## Start INFORMATION PROVIDED

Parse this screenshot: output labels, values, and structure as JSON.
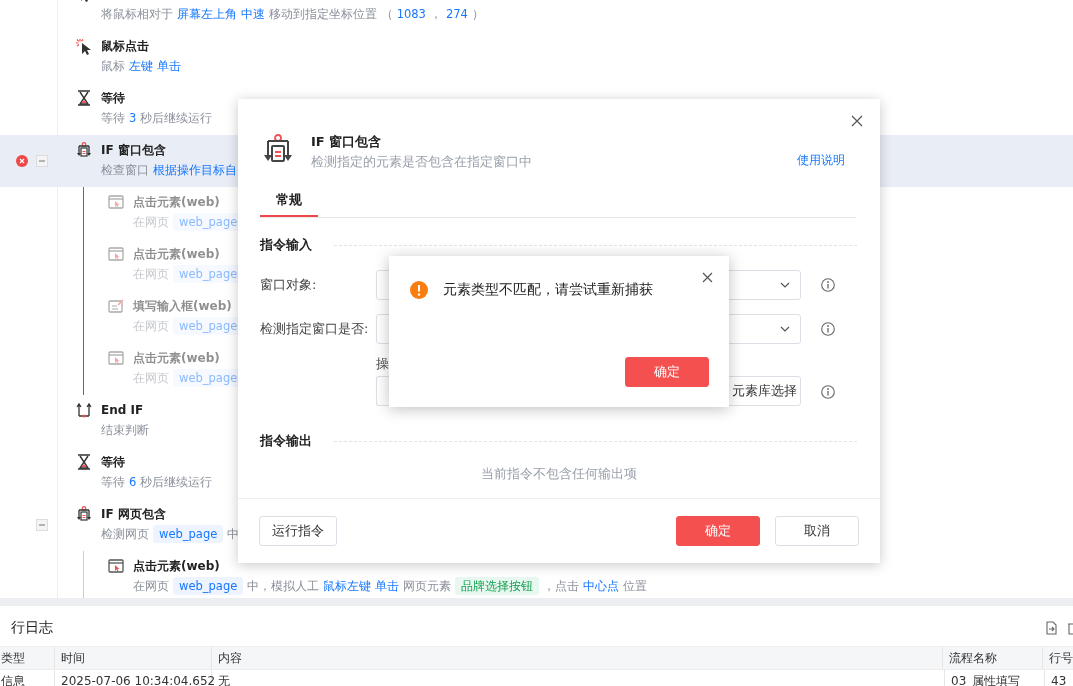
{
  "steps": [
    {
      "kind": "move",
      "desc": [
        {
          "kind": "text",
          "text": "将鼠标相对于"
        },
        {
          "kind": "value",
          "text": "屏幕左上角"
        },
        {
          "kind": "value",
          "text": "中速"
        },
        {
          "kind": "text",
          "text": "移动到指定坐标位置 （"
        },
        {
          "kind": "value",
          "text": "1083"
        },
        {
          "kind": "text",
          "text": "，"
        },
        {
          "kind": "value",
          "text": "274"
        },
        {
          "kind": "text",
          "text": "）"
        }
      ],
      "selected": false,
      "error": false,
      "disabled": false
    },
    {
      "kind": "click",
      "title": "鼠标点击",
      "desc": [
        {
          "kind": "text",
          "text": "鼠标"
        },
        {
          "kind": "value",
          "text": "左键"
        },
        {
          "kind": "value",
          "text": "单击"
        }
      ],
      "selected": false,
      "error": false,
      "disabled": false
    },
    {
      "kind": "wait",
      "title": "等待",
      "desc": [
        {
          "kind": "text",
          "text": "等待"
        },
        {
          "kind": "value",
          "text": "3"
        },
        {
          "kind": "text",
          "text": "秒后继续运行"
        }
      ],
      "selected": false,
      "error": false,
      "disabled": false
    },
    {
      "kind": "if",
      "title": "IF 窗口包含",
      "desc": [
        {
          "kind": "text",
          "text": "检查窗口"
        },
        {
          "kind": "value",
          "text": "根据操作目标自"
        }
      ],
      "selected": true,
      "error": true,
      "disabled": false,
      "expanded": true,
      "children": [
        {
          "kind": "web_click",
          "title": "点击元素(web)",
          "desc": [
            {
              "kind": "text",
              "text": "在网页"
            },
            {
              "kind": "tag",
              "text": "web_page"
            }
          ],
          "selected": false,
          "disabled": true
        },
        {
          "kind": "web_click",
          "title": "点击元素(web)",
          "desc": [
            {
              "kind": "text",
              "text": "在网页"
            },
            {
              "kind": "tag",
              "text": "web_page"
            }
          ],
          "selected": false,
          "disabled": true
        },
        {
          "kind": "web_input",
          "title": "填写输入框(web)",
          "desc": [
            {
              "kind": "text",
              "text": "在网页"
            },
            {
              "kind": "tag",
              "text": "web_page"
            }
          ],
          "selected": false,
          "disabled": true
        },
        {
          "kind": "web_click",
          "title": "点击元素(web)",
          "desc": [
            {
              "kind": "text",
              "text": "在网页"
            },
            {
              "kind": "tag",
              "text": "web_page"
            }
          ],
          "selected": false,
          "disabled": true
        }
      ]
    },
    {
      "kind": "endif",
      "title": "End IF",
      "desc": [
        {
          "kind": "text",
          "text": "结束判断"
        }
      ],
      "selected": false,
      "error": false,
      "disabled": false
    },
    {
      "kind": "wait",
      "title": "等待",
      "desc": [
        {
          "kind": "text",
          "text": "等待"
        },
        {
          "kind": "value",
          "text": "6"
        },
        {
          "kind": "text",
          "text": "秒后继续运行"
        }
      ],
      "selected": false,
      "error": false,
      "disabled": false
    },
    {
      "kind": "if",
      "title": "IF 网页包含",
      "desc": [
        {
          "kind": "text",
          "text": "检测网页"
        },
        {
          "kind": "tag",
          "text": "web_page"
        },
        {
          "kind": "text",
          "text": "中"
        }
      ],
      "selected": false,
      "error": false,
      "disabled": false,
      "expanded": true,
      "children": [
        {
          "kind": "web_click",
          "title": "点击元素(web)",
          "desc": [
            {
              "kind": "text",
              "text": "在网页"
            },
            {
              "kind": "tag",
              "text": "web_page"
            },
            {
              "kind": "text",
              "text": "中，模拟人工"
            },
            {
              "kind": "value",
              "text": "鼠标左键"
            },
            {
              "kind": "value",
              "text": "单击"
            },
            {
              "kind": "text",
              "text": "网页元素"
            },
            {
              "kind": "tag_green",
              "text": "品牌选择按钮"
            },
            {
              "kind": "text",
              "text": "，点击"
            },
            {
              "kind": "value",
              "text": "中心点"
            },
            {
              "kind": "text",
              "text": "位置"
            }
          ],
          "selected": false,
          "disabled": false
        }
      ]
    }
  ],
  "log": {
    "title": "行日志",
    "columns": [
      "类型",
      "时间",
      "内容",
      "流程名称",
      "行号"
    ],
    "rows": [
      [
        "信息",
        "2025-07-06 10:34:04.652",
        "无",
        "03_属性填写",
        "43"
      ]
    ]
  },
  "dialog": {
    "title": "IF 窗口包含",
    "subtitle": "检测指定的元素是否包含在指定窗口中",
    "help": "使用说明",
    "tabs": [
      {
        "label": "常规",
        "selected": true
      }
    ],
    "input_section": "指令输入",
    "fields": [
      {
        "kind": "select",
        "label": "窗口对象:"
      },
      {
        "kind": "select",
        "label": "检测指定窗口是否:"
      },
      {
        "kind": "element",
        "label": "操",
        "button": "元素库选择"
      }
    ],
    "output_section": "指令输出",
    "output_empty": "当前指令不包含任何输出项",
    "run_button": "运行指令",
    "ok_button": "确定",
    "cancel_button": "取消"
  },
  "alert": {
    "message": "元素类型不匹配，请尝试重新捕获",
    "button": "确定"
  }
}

## End INFORMATION PROVIDED
## Start INFORMATION PROVIDED

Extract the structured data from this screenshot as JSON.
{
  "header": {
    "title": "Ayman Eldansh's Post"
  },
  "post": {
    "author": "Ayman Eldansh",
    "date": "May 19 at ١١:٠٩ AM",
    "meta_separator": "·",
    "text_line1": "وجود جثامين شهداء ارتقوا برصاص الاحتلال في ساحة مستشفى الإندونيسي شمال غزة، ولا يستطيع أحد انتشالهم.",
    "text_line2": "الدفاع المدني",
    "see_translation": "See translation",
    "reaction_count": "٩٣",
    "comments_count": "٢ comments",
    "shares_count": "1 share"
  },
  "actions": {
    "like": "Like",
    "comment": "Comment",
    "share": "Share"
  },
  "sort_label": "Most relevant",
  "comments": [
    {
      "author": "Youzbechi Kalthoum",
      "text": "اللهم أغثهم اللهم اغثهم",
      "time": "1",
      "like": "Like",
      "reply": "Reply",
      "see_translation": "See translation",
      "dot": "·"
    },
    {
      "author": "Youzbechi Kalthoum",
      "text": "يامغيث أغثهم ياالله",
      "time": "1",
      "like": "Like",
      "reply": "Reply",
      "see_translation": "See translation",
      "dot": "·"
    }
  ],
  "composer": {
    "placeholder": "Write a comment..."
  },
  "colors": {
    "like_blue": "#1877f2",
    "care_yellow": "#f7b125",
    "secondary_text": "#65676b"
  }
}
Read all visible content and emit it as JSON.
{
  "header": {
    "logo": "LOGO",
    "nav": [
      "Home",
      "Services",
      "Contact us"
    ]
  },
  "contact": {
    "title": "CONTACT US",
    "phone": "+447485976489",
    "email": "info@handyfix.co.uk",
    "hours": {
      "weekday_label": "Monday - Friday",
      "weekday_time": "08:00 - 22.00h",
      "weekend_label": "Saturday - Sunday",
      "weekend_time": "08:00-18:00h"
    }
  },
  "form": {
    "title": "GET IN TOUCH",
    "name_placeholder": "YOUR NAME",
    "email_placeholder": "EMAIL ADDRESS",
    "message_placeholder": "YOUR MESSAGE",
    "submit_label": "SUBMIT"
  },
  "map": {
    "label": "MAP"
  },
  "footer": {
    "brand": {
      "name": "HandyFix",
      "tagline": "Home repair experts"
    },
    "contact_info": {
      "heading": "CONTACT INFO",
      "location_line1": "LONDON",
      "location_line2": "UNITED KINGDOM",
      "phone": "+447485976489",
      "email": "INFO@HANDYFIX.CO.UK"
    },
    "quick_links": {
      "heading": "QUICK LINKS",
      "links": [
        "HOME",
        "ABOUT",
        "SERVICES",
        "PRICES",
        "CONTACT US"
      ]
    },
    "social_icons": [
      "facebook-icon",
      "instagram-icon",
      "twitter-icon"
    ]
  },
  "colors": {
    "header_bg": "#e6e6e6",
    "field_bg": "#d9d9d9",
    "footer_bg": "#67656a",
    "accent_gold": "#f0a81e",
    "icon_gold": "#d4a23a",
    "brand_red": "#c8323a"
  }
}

## End INFORMATION PROVIDED

> [SHORT TASK] For the listing above, identify each line bearing "phone".

> [EXERCISE RESPONSE]
    "phone": "+447485976489",
      "phone": "+447485976489",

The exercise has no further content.